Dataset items
* * * * * * *
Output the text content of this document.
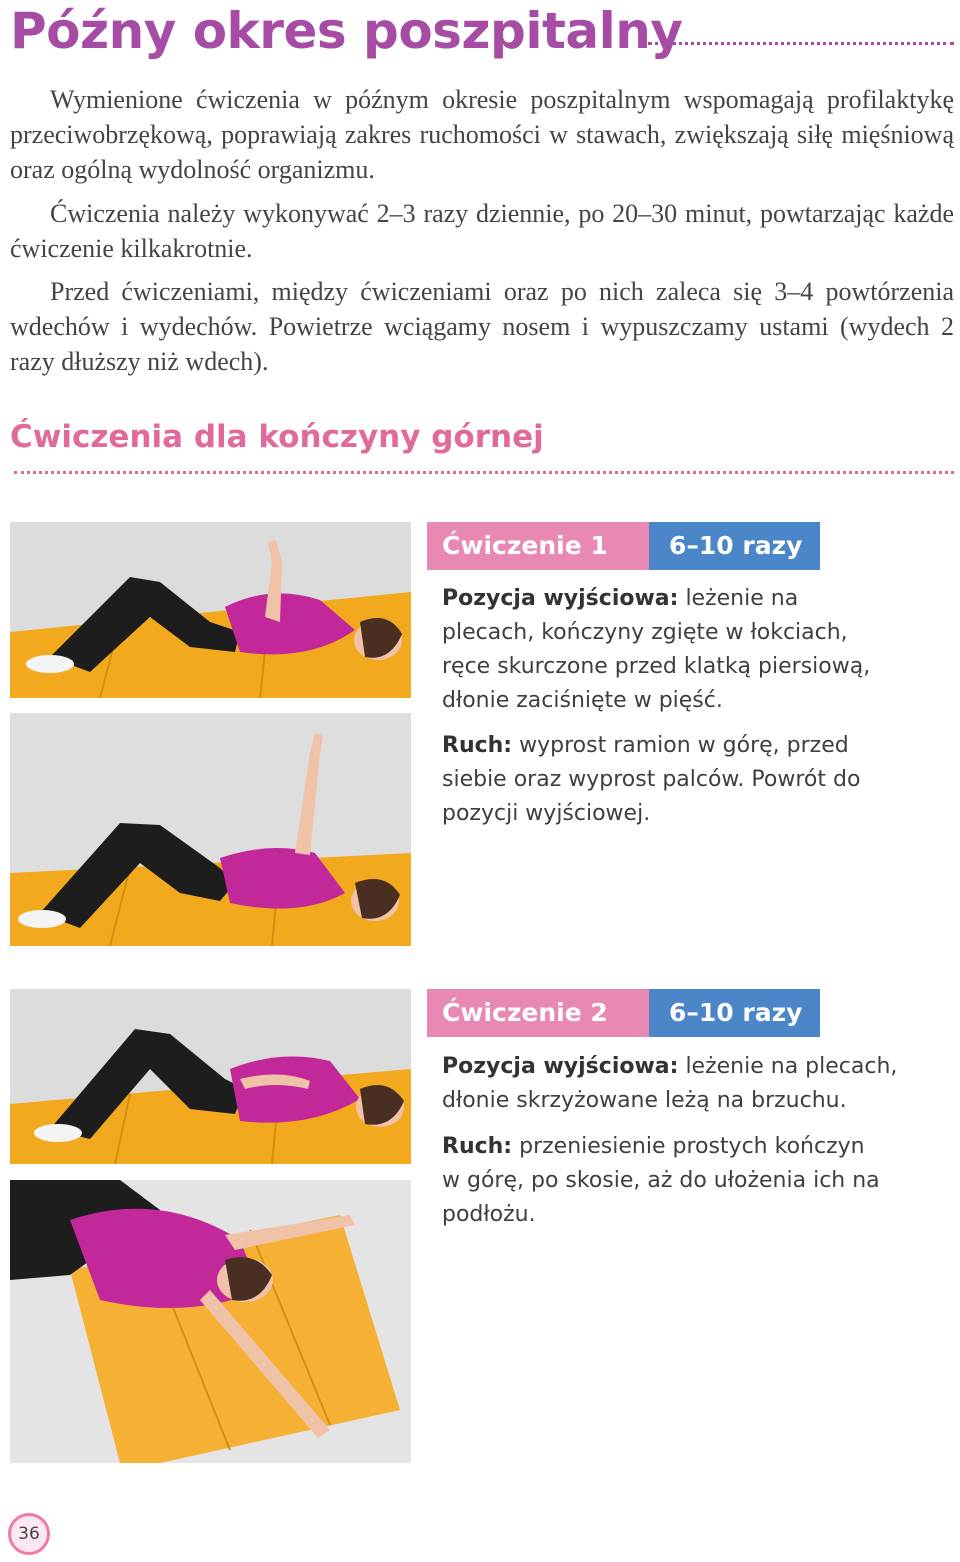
Późny okres poszpitalny

Wymienione ćwiczenia w późnym okresie poszpitalnym wspomagają profilaktykę przeciwobrzękową, poprawiają zakres ruchomości w stawach, zwiększają siłę mięśniową oraz ogólną wydolność organizmu.

Ćwiczenia należy wykonywać 2–3 razy dziennie, po 20–30 minut, powtarzając każde ćwiczenie kilkakrotnie.

Przed ćwiczeniami, między ćwiczeniami oraz po nich zaleca się 3–4 powtórzenia wdechów i wydechów. Powietrze wciągamy nosem i wypuszczamy ustami (wydech 2 razy dłuższy niż wdech).

Ćwiczenia dla kończyny górnej
Ćwiczenie 1	6–10 razy

Pozycja wyjściowa: leżenie na plecach, kończyny zgięte w łokciach, ręce skurczone przed klatką piersiową, dłonie zaciśnięte w pięść.

Ruch: wyprost ramion w górę, przed siebie oraz wyprost palców. Powrót do pozycji wyjściowej.

Ćwiczenie 2	6–10 razy

Pozycja wyjściowa: leżenie na plecach, dłonie skrzyżowane leżą na brzuchu.

Ruch: przeniesienie prostych kończyn w górę, po skosie, aż do ułożenia ich na podłożu.

36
* * * * * * *
Written task
Each line in the records above should be reproduced exactly; images are not copied.

Complete response
Output the text content of this document.
Późny okres poszpitalny

Wymienione ćwiczenia w późnym okresie poszpitalnym wspomagają profilaktykę przeciwobrzękową, poprawiają zakres ruchomości w stawach, zwiększają siłę mięśniową oraz ogólną wydolność organizmu.

Ćwiczenia należy wykonywać 2–3 razy dziennie, po 20–30 minut, powtarzając każde ćwiczenie kilkakrotnie.

Przed ćwiczeniami, między ćwiczeniami oraz po nich zaleca się 3–4 powtórzenia wdechów i wydechów. Powietrze wciągamy nosem i wypuszczamy ustami (wydech 2 razy dłuższy niż wdech).

Ćwiczenia dla kończyny górnej
Ćwiczenie 1	6–10 razy

Pozycja wyjściowa: leżenie na plecach, kończyny zgięte w łokciach, ręce skurczone przed klatką piersiową, dłonie zaciśnięte w pięść.

Ruch: wyprost ramion w górę, przed siebie oraz wyprost palców. Powrót do pozycji wyjściowej.

Ćwiczenie 2	6–10 razy

Pozycja wyjściowa: leżenie na plecach, dłonie skrzyżowane leżą na brzuchu.

Ruch: przeniesienie prostych kończyn w górę, po skosie, aż do ułożenia ich na podłożu.

36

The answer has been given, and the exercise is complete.